▶ [EXERCISE AIM] Using the material below, work out how many lines contain the word "кількість". Reply with the number and nothing more.

▶ [SOURCE RECORDS]
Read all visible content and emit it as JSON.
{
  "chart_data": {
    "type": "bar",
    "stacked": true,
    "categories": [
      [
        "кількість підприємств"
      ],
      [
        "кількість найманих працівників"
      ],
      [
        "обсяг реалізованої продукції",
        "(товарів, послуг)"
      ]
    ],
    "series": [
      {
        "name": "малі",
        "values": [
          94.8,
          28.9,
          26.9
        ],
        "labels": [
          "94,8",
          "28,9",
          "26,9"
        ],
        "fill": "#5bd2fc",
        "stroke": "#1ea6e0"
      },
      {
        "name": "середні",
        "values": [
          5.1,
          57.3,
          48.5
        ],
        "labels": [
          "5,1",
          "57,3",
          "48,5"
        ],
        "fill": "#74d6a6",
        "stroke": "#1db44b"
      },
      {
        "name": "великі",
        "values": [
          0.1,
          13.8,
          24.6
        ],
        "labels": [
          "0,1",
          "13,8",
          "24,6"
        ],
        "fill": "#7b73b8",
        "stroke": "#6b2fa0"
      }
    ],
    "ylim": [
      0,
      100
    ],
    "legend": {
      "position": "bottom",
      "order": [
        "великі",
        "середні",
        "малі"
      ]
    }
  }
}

▶ [RESPONSE] 2